EXERCISE DIRECTIONS
List every personal name that appears in the email extract, spelled as it is written there.

=== PAGE EXTRACT ===

Stephen,

Thanks!  The "let" translation below makes it clear.

Is there an explanation of the semantics of Julia at that level of detail 
somewhere?  I wasn't able to find anything like this in the manual.

I like Julia a lot, but one of my concerns is a lack of precision in the 
documentation and apparent lack of a written language definition.  Or maybe 
I just haven't found the right sections/documents.


On Friday, May 6, 2016 at 6:40:41 PM UTC-7, Steven G. Johnson wrote:
>
>
>
> On Friday, May 6, 2016 at 2:18:42 PM UTC-4, David Dill wrote: 
>>
>> It's a bit surprising that, if d1 is mentioned for the first time in d1 = 
>> d2 = Dict() in f7 below, the inferred type of d1 is different from the 
>> inferred type of d2, especially since the inferred type is different in d8.

=== DATASET ROWS ===

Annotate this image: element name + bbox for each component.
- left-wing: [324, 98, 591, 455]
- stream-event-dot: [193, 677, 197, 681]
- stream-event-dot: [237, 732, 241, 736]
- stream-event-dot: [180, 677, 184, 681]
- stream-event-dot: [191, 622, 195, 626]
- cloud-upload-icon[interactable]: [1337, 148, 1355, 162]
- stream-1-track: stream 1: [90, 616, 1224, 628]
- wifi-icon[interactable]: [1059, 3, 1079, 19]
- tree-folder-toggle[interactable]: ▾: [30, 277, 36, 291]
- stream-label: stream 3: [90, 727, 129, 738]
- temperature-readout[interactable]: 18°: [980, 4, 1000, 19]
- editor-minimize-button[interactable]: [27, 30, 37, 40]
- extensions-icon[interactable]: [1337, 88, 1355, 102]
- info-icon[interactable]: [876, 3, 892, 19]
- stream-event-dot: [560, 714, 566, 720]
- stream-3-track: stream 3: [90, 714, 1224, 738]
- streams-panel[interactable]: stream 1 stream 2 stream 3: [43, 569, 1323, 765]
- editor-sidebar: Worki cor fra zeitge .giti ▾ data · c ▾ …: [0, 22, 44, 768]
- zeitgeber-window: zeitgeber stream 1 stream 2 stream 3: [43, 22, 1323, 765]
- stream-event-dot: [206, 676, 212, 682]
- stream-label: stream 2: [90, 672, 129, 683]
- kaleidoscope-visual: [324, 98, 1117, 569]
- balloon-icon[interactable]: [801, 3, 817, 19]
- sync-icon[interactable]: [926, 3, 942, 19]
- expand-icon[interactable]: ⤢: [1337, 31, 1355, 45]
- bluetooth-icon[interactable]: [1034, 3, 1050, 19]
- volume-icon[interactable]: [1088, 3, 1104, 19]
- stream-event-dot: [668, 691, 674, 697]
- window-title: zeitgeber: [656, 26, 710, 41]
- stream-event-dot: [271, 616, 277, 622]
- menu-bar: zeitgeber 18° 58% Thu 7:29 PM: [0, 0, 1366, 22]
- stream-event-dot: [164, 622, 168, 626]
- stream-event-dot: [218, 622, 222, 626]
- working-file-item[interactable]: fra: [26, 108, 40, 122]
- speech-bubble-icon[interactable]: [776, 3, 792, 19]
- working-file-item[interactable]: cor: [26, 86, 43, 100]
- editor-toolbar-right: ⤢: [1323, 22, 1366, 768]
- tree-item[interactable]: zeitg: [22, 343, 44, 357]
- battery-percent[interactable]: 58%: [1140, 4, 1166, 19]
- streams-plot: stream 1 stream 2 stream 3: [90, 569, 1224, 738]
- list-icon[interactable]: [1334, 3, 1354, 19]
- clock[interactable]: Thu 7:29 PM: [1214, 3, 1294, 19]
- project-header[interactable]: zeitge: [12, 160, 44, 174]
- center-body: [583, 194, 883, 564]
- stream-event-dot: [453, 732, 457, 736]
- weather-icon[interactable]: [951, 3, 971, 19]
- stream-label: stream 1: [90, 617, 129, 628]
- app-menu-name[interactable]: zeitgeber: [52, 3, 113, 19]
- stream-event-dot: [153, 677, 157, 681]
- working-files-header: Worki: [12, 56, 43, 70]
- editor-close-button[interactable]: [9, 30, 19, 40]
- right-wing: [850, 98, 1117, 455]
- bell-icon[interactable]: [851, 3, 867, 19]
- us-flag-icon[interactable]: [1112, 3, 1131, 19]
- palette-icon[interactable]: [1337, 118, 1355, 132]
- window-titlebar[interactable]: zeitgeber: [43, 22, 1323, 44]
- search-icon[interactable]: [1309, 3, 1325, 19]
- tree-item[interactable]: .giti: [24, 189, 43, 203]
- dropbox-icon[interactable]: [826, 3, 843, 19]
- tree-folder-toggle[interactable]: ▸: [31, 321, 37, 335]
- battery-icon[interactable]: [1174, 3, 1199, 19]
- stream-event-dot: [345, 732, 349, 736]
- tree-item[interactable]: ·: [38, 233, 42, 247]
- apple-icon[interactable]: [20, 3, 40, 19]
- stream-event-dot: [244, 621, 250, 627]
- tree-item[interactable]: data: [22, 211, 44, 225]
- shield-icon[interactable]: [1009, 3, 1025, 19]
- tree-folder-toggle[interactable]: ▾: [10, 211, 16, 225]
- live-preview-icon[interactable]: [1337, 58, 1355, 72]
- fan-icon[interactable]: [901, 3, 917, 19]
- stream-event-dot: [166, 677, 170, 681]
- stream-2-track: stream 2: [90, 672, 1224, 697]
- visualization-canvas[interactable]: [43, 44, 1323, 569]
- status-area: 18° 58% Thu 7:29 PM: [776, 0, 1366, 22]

===

ANSWER IN FULL
Stephen
Steven G. Johnson
David Dill